Locate each line below that includes "name" and reproduce it.

» Excerpted data
================================

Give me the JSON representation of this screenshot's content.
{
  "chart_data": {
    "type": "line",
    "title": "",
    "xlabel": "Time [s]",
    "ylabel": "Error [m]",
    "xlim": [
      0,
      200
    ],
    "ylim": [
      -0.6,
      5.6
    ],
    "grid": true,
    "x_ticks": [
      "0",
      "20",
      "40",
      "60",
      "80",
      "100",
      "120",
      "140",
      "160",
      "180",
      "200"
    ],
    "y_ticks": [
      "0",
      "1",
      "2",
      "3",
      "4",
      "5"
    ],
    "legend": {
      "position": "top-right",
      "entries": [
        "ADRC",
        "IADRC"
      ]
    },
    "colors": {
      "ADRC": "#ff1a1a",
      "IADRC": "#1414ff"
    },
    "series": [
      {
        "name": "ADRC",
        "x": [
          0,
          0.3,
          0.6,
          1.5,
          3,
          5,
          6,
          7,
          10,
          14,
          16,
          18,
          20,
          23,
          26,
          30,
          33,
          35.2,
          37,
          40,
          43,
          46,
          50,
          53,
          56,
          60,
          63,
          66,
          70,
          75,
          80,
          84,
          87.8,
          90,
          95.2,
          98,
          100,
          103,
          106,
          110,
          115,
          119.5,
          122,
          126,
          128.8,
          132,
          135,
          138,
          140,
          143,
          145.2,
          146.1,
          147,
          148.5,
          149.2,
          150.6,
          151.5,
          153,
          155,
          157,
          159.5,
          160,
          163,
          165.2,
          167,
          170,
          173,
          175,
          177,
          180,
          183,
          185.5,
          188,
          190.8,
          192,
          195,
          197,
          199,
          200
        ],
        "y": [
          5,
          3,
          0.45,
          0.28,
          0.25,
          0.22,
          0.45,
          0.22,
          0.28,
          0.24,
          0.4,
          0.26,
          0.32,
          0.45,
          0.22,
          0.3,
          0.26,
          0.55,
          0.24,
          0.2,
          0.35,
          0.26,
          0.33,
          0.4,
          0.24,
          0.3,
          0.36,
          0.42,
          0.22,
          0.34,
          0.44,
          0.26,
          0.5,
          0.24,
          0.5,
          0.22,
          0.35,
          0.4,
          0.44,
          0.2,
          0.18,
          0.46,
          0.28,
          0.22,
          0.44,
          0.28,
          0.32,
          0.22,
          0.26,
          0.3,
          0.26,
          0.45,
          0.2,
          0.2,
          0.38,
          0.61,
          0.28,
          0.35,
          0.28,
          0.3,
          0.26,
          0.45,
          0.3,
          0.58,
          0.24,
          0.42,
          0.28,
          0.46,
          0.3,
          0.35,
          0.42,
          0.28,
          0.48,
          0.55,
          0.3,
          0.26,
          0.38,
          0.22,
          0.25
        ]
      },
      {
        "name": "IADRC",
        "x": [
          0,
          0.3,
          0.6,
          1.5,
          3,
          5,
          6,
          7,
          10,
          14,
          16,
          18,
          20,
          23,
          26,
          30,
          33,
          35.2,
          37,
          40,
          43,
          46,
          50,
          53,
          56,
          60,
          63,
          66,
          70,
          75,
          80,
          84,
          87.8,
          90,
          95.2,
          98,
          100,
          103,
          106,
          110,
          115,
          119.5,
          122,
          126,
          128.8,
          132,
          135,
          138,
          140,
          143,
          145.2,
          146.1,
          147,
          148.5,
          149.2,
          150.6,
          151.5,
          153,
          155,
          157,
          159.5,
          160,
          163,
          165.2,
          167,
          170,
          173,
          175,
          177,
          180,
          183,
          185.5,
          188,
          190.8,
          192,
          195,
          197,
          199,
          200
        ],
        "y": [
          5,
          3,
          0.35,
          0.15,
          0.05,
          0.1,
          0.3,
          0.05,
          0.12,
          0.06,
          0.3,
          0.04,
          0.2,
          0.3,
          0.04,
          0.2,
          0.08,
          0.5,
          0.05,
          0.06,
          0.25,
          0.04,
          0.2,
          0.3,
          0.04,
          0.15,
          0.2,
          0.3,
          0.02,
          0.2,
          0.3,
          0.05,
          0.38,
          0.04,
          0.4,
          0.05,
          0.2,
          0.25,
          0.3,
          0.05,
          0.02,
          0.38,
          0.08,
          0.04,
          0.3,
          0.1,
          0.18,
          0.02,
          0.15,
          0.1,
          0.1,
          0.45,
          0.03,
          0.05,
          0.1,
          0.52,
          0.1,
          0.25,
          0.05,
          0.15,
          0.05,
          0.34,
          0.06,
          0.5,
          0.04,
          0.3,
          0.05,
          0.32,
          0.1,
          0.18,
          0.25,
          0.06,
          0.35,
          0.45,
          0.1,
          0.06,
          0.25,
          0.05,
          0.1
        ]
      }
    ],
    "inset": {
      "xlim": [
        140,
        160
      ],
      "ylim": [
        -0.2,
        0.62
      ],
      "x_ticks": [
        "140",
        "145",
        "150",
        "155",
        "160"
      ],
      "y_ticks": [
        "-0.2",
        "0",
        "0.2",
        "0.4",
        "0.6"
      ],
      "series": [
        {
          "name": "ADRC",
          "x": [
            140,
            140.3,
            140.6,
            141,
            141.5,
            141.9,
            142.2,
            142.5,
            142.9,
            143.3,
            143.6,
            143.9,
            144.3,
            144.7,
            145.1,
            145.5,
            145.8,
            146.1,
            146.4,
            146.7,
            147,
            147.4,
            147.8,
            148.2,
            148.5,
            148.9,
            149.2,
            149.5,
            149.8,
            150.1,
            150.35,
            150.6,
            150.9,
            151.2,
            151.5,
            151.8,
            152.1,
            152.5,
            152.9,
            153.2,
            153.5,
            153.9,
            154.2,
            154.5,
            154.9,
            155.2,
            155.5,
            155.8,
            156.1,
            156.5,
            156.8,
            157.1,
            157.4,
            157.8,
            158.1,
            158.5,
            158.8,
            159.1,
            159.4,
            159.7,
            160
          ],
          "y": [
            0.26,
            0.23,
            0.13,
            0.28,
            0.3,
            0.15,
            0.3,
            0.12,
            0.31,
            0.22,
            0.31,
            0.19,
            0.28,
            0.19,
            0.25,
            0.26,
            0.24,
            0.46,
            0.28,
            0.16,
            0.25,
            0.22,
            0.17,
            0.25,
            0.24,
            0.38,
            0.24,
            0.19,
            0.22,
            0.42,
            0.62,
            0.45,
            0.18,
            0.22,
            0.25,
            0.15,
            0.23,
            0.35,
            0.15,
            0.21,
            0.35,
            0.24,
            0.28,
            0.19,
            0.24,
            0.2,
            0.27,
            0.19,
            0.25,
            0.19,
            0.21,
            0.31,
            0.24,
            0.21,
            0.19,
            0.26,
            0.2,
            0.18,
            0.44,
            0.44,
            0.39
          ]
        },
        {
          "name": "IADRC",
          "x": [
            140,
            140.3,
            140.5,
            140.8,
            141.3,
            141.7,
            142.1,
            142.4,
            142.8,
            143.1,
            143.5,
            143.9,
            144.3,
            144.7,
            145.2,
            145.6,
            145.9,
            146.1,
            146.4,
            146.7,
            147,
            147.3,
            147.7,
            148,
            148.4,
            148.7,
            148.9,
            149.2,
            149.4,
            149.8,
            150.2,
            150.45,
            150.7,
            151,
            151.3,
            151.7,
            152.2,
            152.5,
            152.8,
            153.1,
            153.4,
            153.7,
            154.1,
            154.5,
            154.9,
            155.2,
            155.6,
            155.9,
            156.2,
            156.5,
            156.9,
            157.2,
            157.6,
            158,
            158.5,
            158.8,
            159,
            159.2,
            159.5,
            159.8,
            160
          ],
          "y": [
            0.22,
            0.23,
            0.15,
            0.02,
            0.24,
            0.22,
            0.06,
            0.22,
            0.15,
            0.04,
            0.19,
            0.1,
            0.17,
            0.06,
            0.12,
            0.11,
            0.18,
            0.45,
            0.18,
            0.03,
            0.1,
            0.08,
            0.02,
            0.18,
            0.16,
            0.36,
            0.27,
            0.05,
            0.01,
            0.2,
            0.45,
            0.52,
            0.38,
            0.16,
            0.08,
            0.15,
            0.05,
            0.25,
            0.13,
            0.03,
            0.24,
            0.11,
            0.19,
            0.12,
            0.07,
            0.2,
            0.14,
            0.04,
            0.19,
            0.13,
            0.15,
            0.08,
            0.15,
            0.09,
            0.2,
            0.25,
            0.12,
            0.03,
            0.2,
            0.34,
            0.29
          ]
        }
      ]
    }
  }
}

================================

» Written response
        "name": "ADRC",
        "name": "IADRC",
          "name": "ADRC",
          "name": "IADRC",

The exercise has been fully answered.